====== Data listing
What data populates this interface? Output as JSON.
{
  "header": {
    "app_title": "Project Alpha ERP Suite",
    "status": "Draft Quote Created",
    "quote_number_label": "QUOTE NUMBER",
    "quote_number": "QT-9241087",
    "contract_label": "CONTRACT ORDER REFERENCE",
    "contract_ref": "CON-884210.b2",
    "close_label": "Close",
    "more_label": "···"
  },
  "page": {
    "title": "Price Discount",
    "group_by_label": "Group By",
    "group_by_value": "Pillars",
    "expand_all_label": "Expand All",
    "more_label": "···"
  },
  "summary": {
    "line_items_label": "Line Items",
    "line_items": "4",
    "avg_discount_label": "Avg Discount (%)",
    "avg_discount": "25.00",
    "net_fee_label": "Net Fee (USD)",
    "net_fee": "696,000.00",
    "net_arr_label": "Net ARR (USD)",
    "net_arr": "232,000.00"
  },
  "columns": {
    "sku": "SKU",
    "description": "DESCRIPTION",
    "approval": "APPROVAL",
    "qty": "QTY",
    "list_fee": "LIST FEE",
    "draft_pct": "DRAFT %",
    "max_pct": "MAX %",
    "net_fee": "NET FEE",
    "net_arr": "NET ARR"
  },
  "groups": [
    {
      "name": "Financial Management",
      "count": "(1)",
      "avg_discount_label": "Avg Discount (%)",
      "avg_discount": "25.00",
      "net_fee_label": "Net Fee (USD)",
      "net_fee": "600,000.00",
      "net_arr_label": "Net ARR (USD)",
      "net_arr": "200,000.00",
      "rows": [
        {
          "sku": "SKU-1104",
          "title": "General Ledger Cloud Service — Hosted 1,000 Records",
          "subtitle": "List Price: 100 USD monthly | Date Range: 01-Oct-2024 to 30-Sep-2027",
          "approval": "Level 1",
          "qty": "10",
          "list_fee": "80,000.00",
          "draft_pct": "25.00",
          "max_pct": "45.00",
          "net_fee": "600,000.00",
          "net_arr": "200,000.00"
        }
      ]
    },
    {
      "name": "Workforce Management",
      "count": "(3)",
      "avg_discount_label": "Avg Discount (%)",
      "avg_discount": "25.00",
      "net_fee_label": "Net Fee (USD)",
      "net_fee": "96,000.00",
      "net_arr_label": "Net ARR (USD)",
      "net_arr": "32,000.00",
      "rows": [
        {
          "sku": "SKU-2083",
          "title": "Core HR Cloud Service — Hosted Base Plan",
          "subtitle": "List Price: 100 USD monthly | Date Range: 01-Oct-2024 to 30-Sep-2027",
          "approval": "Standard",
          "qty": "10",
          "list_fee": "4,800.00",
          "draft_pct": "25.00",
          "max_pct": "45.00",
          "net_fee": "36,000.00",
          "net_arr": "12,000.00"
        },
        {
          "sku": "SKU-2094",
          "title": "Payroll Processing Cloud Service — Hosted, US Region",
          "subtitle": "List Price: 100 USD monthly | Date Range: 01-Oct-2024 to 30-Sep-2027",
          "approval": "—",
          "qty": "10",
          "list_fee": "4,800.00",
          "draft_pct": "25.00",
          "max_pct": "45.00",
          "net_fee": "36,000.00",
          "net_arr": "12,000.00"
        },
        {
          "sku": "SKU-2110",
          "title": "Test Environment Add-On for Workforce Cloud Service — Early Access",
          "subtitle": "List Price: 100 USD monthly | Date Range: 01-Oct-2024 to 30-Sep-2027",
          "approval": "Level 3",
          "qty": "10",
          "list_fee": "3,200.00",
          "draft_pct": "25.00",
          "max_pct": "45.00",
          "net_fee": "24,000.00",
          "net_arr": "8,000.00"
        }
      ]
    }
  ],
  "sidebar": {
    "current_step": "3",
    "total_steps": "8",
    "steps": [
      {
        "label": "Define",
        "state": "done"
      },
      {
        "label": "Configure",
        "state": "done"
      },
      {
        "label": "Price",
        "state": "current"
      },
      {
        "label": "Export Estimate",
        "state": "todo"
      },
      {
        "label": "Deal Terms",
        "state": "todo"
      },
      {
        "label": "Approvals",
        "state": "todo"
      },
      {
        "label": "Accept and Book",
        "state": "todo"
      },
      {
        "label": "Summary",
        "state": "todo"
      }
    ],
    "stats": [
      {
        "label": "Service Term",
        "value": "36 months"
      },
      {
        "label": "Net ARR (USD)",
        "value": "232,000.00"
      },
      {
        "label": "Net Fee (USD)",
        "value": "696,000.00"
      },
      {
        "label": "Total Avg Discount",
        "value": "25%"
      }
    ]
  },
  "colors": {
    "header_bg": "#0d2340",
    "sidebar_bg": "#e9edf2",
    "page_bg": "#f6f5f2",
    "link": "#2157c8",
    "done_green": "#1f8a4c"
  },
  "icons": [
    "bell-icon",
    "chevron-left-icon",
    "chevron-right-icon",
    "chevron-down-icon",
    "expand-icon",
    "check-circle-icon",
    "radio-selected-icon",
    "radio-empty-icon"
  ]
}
============
Stated problem:
The whole listing above needs to be written out again exactly.

Answer for the task:
What data populates this interface? Output as JSON.
{
  "header": {
    "app_title": "Project Alpha ERP Suite",
    "status": "Draft Quote Created",
    "quote_number_label": "QUOTE NUMBER",
    "quote_number": "QT-9241087",
    "contract_label": "CONTRACT ORDER REFERENCE",
    "contract_ref": "CON-884210.b2",
    "close_label": "Close",
    "more_label": "···"
  },
  "page": {
    "title": "Price Discount",
    "group_by_label": "Group By",
    "group_by_value": "Pillars",
    "expand_all_label": "Expand All",
    "more_label": "···"
  },
  "summary": {
    "line_items_label": "Line Items",
    "line_items": "4",
    "avg_discount_label": "Avg Discount (%)",
    "avg_discount": "25.00",
    "net_fee_label": "Net Fee (USD)",
    "net_fee": "696,000.00",
    "net_arr_label": "Net ARR (USD)",
    "net_arr": "232,000.00"
  },
  "columns": {
    "sku": "SKU",
    "description": "DESCRIPTION",
    "approval": "APPROVAL",
    "qty": "QTY",
    "list_fee": "LIST FEE",
    "draft_pct": "DRAFT %",
    "max_pct": "MAX %",
    "net_fee": "NET FEE",
    "net_arr": "NET ARR"
  },
  "groups": [
    {
      "name": "Financial Management",
      "count": "(1)",
      "avg_discount_label": "Avg Discount (%)",
      "avg_discount": "25.00",
      "net_fee_label": "Net Fee (USD)",
      "net_fee": "600,000.00",
      "net_arr_label": "Net ARR (USD)",
      "net_arr": "200,000.00",
      "rows": [
        {
          "sku": "SKU-1104",
          "title": "General Ledger Cloud Service — Hosted 1,000 Records",
          "subtitle": "List Price: 100 USD monthly | Date Range: 01-Oct-2024 to 30-Sep-2027",
          "approval": "Level 1",
          "qty": "10",
          "list_fee": "80,000.00",
          "draft_pct": "25.00",
          "max_pct": "45.00",
          "net_fee": "600,000.00",
          "net_arr": "200,000.00"
        }
      ]
    },
    {
      "name": "Workforce Management",
      "count": "(3)",
      "avg_discount_label": "Avg Discount (%)",
      "avg_discount": "25.00",
      "net_fee_label": "Net Fee (USD)",
      "net_fee": "96,000.00",
      "net_arr_label": "Net ARR (USD)",
      "net_arr": "32,000.00",
      "rows": [
        {
          "sku": "SKU-2083",
          "title": "Core HR Cloud Service — Hosted Base Plan",
          "subtitle": "List Price: 100 USD monthly | Date Range: 01-Oct-2024 to 30-Sep-2027",
          "approval": "Standard",
          "qty": "10",
          "list_fee": "4,800.00",
          "draft_pct": "25.00",
          "max_pct": "45.00",
          "net_fee": "36,000.00",
          "net_arr": "12,000.00"
        },
        {
          "sku": "SKU-2094",
          "title": "Payroll Processing Cloud Service — Hosted, US Region",
          "subtitle": "List Price: 100 USD monthly | Date Range: 01-Oct-2024 to 30-Sep-2027",
          "approval": "—",
          "qty": "10",
          "list_fee": "4,800.00",
          "draft_pct": "25.00",
          "max_pct": "45.00",
          "net_fee": "36,000.00",
          "net_arr": "12,000.00"
        },
        {
          "sku": "SKU-2110",
          "title": "Test Environment Add-On for Workforce Cloud Service — Early Access",
          "subtitle": "List Price: 100 USD monthly | Date Range: 01-Oct-2024 to 30-Sep-2027",
          "approval": "Level 3",
          "qty": "10",
          "list_fee": "3,200.00",
          "draft_pct": "25.00",
          "max_pct": "45.00",
          "net_fee": "24,000.00",
          "net_arr": "8,000.00"
        }
      ]
    }
  ],
  "sidebar": {
    "current_step": "3",
    "total_steps": "8",
    "steps": [
      {
        "label": "Define",
        "state": "done"
      },
      {
        "label": "Configure",
        "state": "done"
      },
      {
        "label": "Price",
        "state": "current"
      },
      {
        "label": "Export Estimate",
        "state": "todo"
      },
      {
        "label": "Deal Terms",
        "state": "todo"
      },
      {
        "label": "Approvals",
        "state": "todo"
      },
      {
        "label": "Accept and Book",
        "state": "todo"
      },
      {
        "label": "Summary",
        "state": "todo"
      }
    ],
    "stats": [
      {
        "label": "Service Term",
        "value": "36 months"
      },
      {
        "label": "Net ARR (USD)",
        "value": "232,000.00"
      },
      {
        "label": "Net Fee (USD)",
        "value": "696,000.00"
      },
      {
        "label": "Total Avg Discount",
        "value": "25%"
      }
    ]
  },
  "colors": {
    "header_bg": "#0d2340",
    "sidebar_bg": "#e9edf2",
    "page_bg": "#f6f5f2",
    "link": "#2157c8",
    "done_green": "#1f8a4c"
  },
  "icons": [
    "bell-icon",
    "chevron-left-icon",
    "chevron-right-icon",
    "chevron-down-icon",
    "expand-icon",
    "check-circle-icon",
    "radio-selected-icon",
    "radio-empty-icon"
  ]
}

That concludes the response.